**TASK TO CARRY OUT:** Report all lines holding "text".

**RECORDS FOR PROCESSING:**
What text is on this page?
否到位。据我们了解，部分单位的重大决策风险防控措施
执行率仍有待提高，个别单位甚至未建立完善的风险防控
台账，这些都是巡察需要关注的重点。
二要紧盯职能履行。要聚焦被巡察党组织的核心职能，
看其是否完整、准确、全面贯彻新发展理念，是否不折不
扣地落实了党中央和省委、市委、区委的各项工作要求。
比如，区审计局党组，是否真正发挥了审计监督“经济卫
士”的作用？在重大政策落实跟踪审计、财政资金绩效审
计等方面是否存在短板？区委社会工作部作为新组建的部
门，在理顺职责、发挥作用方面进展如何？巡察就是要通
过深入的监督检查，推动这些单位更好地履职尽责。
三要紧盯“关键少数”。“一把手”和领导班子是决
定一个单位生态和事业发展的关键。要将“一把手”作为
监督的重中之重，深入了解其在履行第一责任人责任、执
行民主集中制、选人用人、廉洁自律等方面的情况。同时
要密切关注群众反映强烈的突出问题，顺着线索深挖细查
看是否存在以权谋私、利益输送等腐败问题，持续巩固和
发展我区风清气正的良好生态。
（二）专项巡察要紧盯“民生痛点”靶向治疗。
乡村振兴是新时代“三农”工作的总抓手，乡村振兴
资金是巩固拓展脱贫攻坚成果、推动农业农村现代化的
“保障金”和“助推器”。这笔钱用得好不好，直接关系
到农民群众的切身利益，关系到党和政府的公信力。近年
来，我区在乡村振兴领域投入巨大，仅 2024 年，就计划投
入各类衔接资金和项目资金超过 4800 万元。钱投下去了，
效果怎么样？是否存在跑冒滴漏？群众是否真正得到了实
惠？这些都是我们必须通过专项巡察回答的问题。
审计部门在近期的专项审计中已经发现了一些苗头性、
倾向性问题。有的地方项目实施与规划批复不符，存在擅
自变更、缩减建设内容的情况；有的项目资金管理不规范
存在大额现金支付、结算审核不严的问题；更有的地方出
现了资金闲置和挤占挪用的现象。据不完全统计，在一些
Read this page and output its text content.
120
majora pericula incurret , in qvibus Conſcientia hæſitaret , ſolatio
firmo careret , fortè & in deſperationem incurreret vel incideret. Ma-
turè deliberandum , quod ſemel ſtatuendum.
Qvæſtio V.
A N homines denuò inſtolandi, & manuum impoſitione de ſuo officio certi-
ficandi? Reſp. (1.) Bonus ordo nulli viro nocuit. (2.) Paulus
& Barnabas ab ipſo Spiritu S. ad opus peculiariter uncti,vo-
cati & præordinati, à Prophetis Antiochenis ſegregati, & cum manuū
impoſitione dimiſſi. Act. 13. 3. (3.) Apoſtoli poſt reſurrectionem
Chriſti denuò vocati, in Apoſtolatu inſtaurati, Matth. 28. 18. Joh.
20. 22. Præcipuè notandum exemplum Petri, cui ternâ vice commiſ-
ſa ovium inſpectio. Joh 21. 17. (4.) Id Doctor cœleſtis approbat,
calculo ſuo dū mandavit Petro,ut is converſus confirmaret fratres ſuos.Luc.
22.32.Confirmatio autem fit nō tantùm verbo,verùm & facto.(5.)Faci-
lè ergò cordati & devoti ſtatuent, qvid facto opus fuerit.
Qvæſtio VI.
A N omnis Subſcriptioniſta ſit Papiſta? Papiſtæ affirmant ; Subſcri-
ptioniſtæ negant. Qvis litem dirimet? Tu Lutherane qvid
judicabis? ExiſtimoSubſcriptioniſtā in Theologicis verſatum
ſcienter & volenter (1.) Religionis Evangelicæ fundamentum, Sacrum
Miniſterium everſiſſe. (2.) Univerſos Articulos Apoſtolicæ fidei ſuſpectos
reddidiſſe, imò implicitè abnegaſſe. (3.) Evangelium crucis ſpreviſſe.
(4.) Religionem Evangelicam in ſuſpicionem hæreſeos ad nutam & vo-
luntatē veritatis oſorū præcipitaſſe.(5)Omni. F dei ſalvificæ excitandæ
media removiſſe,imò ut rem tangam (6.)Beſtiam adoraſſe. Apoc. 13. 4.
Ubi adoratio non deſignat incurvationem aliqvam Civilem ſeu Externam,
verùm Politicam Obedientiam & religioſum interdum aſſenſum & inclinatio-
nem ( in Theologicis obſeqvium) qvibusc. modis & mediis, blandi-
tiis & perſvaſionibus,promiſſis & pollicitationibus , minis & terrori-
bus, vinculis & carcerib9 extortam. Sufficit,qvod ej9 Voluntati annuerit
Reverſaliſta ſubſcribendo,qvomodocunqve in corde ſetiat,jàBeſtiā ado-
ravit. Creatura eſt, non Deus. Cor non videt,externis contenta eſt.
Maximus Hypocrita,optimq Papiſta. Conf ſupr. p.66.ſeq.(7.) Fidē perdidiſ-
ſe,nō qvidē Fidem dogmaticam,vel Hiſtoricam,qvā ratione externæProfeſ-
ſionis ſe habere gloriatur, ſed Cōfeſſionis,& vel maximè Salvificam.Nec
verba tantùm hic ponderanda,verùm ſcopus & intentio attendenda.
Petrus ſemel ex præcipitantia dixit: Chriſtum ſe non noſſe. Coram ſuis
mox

**RESPONSE TO THE EXERCISE:**
What text is on this page?
Read this page and output its text content.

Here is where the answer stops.